— DATA FOR THIS TASK —
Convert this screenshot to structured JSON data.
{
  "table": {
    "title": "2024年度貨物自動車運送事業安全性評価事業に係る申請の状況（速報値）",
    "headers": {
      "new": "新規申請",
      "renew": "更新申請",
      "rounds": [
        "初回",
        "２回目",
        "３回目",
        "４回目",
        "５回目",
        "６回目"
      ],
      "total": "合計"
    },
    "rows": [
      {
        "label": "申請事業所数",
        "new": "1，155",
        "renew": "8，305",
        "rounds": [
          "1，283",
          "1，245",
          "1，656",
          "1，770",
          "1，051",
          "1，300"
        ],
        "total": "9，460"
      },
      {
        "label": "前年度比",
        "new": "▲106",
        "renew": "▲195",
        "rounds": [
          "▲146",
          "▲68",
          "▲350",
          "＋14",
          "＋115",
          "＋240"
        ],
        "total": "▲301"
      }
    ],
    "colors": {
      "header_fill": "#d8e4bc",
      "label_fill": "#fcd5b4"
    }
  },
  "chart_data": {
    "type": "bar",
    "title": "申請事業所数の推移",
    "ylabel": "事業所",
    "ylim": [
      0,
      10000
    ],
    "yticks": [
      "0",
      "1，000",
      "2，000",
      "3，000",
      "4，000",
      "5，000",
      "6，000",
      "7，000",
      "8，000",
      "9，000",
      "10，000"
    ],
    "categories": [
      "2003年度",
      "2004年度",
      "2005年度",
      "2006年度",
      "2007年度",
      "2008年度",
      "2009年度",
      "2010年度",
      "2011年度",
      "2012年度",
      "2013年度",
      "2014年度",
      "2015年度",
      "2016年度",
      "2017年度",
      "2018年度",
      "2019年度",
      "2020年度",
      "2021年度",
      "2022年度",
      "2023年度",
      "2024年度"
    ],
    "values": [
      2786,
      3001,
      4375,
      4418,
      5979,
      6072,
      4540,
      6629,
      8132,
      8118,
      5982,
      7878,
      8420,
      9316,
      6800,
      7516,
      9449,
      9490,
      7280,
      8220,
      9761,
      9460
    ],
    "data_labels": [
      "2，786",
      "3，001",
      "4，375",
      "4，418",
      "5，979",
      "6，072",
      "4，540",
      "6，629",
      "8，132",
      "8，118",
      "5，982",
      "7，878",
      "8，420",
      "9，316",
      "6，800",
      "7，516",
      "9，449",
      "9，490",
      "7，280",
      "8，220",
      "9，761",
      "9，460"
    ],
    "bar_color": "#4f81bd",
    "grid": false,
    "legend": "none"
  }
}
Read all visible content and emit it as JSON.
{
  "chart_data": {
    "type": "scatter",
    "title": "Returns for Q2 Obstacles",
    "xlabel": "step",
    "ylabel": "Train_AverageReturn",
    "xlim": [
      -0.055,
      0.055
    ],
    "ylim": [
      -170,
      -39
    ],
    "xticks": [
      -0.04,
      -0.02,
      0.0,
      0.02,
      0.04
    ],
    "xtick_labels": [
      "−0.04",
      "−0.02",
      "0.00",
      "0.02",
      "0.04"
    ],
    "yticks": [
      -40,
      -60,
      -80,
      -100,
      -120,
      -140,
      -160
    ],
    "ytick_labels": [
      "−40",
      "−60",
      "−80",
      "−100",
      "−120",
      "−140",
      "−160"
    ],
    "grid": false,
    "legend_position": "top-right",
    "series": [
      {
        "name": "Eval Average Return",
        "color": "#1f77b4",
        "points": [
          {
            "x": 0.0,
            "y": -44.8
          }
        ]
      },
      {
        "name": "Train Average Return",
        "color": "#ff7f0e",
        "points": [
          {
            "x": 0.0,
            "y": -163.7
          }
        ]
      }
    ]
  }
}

— WHAT THE TASK REQUIRES —
All of the entries above should be written out again exactly.

— PROBLEM SOLUTION —
Convert this screenshot to structured JSON data.
{
  "table": {
    "title": "2024年度貨物自動車運送事業安全性評価事業に係る申請の状況（速報値）",
    "headers": {
      "new": "新規申請",
      "renew": "更新申請",
      "rounds": [
        "初回",
        "２回目",
        "３回目",
        "４回目",
        "５回目",
        "６回目"
      ],
      "total": "合計"
    },
    "rows": [
      {
        "label": "申請事業所数",
        "new": "1，155",
        "renew": "8，305",
        "rounds": [
          "1，283",
          "1，245",
          "1，656",
          "1，770",
          "1，051",
          "1，300"
        ],
        "total": "9，460"
      },
      {
        "label": "前年度比",
        "new": "▲106",
        "renew": "▲195",
        "rounds": [
          "▲146",
          "▲68",
          "▲350",
          "＋14",
          "＋115",
          "＋240"
        ],
        "total": "▲301"
      }
    ],
    "colors": {
      "header_fill": "#d8e4bc",
      "label_fill": "#fcd5b4"
    }
  },
  "chart_data": {
    "type": "bar",
    "title": "申請事業所数の推移",
    "ylabel": "事業所",
    "ylim": [
      0,
      10000
    ],
    "yticks": [
      "0",
      "1，000",
      "2，000",
      "3，000",
      "4，000",
      "5，000",
      "6，000",
      "7，000",
      "8，000",
      "9，000",
      "10，000"
    ],
    "categories": [
      "2003年度",
      "2004年度",
      "2005年度",
      "2006年度",
      "2007年度",
      "2008年度",
      "2009年度",
      "2010年度",
      "2011年度",
      "2012年度",
      "2013年度",
      "2014年度",
      "2015年度",
      "2016年度",
      "2017年度",
      "2018年度",
      "2019年度",
      "2020年度",
      "2021年度",
      "2022年度",
      "2023年度",
      "2024年度"
    ],
    "values": [
      2786,
      3001,
      4375,
      4418,
      5979,
      6072,
      4540,
      6629,
      8132,
      8118,
      5982,
      7878,
      8420,
      9316,
      6800,
      7516,
      9449,
      9490,
      7280,
      8220,
      9761,
      9460
    ],
    "data_labels": [
      "2，786",
      "3，001",
      "4，375",
      "4，418",
      "5，979",
      "6，072",
      "4，540",
      "6，629",
      "8，132",
      "8，118",
      "5，982",
      "7，878",
      "8，420",
      "9，316",
      "6，800",
      "7，516",
      "9，449",
      "9，490",
      "7，280",
      "8，220",
      "9，761",
      "9，460"
    ],
    "bar_color": "#4f81bd",
    "grid": false,
    "legend": "none"
  }
}
Read all visible content and emit it as JSON.
{
  "chart_data": {
    "type": "scatter",
    "title": "Returns for Q2 Obstacles",
    "xlabel": "step",
    "ylabel": "Train_AverageReturn",
    "xlim": [
      -0.055,
      0.055
    ],
    "ylim": [
      -170,
      -39
    ],
    "xticks": [
      -0.04,
      -0.02,
      0.0,
      0.02,
      0.04
    ],
    "xtick_labels": [
      "−0.04",
      "−0.02",
      "0.00",
      "0.02",
      "0.04"
    ],
    "yticks": [
      -40,
      -60,
      -80,
      -100,
      -120,
      -140,
      -160
    ],
    "ytick_labels": [
      "−40",
      "−60",
      "−80",
      "−100",
      "−120",
      "−140",
      "−160"
    ],
    "grid": false,
    "legend_position": "top-right",
    "series": [
      {
        "name": "Eval Average Return",
        "color": "#1f77b4",
        "points": [
          {
            "x": 0.0,
            "y": -44.8
          }
        ]
      },
      {
        "name": "Train Average Return",
        "color": "#ff7f0e",
        "points": [
          {
            "x": 0.0,
            "y": -163.7
          }
        ]
      }
    ]
  }
}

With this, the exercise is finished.